#### Supplied entries ####

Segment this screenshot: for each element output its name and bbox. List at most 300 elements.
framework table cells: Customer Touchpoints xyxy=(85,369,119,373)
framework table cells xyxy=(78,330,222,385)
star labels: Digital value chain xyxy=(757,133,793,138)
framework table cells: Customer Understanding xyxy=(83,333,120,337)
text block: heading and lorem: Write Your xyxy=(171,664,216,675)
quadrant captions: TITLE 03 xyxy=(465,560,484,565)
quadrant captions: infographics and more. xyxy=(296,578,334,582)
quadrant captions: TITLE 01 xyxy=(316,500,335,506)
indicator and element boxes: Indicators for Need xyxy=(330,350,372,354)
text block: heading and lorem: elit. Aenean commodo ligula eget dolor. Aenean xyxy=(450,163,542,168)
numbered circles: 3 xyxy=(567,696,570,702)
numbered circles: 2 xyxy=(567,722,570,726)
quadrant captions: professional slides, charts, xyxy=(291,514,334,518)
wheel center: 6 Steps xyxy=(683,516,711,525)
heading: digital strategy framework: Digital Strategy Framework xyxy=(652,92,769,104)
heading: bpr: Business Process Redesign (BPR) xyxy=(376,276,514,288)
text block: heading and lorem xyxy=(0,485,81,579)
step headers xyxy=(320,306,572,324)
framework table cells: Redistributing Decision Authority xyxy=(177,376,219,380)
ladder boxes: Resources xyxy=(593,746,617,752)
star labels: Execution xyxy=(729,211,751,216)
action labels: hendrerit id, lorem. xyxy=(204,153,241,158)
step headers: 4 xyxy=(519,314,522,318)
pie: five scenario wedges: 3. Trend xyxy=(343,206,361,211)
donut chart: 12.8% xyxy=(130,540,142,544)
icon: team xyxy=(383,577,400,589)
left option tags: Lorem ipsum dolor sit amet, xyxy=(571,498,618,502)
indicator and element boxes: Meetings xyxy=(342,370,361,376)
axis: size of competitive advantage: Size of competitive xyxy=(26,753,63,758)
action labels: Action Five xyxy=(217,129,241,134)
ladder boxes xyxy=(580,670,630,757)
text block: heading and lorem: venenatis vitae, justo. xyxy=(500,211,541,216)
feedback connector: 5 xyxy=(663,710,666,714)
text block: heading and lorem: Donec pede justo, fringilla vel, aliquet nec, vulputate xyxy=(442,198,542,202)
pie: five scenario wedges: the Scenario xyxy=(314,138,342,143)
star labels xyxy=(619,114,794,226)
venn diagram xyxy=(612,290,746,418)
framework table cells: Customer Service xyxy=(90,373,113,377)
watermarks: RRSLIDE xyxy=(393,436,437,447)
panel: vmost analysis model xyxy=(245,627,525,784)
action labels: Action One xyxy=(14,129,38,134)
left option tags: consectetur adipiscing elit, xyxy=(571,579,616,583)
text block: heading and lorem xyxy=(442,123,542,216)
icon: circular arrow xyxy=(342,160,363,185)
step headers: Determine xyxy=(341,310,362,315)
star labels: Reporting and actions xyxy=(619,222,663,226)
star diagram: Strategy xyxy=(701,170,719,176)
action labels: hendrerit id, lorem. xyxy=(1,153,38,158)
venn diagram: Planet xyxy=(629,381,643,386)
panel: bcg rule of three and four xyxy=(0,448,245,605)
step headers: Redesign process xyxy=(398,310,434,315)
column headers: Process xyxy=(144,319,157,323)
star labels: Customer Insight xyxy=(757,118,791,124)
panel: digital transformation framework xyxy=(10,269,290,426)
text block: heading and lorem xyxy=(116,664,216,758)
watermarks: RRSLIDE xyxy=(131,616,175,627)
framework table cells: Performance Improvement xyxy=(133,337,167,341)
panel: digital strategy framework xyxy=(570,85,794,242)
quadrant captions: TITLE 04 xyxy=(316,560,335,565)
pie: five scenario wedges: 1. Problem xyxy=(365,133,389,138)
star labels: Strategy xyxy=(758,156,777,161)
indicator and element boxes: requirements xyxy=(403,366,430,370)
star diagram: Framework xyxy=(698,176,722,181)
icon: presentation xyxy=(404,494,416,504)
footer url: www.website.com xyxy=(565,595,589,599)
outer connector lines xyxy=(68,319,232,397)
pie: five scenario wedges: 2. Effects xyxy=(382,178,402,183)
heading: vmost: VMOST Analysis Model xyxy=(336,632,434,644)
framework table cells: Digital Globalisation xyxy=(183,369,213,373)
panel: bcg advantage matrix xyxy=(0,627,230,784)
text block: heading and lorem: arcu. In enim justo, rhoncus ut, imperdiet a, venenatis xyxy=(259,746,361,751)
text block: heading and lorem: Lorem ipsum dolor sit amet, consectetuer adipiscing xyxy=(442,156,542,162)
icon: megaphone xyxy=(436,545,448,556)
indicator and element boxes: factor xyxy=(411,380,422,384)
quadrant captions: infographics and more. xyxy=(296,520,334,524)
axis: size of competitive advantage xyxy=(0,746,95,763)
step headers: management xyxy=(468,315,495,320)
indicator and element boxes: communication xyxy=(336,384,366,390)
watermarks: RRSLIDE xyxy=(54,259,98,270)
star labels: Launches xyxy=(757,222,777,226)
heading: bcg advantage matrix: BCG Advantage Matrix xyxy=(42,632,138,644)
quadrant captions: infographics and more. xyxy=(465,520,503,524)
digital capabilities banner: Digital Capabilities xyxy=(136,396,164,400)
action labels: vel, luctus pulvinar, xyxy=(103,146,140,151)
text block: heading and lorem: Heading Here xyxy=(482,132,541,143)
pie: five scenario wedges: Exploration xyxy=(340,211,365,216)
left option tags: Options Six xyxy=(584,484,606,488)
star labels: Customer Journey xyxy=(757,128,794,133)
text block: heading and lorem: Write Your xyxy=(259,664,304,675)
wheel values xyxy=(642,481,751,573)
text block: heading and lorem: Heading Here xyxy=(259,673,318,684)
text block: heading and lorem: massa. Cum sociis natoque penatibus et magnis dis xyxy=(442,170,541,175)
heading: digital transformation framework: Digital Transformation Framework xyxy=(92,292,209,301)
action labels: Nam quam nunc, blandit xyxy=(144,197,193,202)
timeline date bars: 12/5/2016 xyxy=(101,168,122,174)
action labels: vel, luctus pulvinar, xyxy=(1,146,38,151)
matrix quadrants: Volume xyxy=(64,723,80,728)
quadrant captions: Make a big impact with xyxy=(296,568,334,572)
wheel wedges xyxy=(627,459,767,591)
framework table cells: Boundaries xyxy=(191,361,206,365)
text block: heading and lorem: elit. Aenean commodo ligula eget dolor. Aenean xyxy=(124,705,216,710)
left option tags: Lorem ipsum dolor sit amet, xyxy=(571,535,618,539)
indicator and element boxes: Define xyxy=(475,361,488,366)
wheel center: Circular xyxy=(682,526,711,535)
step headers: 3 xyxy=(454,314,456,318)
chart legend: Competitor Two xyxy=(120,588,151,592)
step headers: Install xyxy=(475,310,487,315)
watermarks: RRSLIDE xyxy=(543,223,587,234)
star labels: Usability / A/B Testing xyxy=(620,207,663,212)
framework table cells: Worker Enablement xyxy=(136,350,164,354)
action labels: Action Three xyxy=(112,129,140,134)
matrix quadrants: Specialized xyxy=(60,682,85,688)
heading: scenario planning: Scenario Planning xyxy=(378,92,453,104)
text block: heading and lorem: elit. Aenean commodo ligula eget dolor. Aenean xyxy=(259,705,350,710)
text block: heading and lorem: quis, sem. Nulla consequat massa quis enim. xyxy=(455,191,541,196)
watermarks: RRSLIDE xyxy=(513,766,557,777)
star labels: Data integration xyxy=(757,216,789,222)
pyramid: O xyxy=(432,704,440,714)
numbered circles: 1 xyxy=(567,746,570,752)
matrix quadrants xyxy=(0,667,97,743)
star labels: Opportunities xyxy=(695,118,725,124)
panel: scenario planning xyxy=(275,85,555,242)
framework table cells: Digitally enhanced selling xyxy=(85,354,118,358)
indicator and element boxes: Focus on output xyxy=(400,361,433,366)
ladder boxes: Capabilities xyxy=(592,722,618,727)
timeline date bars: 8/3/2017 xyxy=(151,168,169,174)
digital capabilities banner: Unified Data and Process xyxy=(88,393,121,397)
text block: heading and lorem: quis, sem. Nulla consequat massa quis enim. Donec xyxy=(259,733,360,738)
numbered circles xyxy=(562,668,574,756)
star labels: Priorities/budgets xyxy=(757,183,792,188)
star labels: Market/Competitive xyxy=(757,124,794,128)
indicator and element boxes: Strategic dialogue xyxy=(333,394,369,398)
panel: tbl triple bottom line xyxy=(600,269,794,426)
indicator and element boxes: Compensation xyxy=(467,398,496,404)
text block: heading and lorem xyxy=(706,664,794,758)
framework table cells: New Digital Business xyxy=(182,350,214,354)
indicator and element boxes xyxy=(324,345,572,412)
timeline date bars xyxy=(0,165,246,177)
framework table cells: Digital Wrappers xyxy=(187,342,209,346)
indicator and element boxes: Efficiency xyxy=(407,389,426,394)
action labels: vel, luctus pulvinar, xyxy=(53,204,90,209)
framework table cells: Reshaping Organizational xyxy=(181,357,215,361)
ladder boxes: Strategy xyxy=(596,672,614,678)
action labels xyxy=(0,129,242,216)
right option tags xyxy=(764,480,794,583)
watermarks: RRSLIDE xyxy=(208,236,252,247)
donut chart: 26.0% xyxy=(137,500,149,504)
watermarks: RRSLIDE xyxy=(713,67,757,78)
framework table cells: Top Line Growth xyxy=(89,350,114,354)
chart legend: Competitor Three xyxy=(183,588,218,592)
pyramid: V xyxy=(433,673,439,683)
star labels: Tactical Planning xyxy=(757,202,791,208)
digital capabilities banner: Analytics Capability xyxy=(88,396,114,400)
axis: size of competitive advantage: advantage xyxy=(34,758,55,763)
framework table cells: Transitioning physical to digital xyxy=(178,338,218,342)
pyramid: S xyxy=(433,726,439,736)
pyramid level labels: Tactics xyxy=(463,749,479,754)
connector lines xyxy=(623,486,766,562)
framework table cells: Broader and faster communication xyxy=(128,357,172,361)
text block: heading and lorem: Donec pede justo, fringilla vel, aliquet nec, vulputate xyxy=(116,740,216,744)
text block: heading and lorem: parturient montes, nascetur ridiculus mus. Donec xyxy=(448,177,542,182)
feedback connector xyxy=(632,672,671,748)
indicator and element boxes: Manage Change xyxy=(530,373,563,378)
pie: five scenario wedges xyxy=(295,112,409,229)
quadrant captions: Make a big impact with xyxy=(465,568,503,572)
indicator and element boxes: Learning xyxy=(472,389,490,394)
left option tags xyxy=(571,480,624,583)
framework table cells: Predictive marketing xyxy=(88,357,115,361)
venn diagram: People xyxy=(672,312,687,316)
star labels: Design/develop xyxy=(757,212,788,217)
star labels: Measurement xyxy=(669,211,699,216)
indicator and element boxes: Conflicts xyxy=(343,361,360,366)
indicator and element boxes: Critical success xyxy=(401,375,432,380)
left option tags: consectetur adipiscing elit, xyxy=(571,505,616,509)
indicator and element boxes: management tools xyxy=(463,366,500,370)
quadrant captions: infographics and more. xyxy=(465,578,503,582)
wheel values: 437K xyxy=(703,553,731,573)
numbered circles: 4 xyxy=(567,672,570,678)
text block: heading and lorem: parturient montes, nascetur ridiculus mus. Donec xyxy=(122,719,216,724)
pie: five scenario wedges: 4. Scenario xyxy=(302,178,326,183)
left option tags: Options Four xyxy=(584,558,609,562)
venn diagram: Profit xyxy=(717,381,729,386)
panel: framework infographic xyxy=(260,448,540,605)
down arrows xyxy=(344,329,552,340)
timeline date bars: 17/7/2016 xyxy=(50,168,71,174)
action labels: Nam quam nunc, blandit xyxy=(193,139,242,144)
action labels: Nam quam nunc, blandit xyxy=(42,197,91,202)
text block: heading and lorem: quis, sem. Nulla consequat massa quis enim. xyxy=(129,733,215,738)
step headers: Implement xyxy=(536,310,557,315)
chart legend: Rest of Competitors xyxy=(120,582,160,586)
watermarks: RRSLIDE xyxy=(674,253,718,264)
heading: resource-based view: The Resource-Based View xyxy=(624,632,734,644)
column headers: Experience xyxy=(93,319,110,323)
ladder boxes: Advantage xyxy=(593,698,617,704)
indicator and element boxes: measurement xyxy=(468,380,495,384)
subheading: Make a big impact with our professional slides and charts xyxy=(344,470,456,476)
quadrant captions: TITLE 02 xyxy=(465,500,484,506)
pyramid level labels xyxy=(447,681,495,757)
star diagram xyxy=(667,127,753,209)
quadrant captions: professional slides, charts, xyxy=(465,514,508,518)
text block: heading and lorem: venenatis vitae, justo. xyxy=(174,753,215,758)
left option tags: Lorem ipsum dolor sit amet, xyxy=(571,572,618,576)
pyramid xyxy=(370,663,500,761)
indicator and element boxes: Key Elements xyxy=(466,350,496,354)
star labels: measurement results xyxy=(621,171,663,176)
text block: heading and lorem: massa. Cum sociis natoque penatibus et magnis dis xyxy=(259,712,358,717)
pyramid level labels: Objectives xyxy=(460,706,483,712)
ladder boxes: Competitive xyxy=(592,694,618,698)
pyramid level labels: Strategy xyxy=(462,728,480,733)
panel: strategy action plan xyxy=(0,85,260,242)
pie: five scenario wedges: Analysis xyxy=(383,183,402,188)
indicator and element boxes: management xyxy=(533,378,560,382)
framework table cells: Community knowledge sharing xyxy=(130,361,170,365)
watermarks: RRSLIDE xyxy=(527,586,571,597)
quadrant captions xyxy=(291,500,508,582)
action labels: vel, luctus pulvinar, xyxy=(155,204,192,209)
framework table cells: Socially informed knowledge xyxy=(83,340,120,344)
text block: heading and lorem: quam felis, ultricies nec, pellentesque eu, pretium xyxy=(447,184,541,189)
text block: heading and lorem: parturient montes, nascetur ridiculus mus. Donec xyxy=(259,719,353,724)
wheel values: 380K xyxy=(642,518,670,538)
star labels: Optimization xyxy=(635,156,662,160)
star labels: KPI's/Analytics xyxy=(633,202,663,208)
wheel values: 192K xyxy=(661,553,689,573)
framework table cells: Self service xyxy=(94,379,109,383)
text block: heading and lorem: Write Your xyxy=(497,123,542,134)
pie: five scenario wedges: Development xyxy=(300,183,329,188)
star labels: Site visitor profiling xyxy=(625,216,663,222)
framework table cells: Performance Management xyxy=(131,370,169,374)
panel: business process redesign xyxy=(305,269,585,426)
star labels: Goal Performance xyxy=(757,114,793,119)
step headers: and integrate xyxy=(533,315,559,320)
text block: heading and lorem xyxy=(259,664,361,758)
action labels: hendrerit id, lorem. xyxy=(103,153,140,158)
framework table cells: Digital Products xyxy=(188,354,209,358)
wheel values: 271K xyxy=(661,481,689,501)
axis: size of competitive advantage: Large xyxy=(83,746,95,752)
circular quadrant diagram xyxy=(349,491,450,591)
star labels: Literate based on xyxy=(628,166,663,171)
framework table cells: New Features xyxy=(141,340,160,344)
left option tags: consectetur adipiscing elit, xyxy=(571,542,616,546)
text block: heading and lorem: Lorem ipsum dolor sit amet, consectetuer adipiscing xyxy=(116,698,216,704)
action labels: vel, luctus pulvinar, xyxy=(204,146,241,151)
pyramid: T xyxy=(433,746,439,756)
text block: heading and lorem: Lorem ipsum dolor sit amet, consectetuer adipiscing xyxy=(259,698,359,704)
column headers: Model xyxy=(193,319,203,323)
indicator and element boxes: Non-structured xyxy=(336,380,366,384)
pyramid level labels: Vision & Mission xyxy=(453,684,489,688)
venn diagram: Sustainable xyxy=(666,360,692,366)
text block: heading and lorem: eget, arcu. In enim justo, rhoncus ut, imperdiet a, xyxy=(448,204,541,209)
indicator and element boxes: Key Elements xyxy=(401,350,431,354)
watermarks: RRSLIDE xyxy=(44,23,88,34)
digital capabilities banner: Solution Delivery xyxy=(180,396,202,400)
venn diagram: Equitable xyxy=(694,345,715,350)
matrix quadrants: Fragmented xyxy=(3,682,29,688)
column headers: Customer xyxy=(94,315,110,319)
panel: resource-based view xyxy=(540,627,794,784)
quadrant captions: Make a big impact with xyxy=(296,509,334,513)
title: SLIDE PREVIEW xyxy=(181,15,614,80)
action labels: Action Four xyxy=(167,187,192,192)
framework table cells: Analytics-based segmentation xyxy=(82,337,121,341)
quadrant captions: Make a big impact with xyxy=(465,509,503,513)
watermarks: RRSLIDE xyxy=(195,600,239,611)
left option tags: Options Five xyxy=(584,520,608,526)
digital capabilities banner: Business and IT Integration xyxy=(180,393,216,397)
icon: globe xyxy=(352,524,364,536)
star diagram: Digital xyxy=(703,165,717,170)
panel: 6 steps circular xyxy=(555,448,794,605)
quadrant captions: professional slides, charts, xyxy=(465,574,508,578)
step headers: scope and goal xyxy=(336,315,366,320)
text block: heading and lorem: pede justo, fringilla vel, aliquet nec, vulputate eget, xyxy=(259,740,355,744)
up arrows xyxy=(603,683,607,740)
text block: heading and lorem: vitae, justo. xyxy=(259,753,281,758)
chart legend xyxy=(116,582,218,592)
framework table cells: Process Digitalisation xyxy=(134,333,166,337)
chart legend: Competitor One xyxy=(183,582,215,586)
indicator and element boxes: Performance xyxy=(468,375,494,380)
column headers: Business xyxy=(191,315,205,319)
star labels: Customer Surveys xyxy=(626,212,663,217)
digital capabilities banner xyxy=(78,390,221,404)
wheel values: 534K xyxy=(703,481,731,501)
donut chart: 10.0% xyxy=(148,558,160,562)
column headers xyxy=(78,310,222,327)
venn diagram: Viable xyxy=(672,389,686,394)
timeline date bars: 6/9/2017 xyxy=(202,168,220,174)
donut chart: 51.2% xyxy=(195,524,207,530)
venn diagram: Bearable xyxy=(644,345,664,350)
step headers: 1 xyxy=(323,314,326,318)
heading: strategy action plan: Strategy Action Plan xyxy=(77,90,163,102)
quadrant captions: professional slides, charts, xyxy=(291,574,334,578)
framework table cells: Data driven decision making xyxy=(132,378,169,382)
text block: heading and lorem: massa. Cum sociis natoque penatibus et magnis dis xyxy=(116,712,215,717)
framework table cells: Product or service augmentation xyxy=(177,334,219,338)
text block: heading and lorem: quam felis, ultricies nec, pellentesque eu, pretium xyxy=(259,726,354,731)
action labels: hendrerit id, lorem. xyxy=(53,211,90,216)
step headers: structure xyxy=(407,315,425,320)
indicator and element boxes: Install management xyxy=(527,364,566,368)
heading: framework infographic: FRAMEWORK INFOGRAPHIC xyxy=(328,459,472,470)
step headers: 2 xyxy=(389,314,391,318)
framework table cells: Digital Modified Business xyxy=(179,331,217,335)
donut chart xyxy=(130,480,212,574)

####

-- Work item --
Copy out all lines above that include the string "pretium".

-- The completed task --
text block: heading and lorem: quam felis, ultricies nec, pellentesque eu, pretium xyxy=(447,184,541,189)
text block: heading and lorem: quam felis, ultricies nec, pellentesque eu, pretium xyxy=(259,726,354,731)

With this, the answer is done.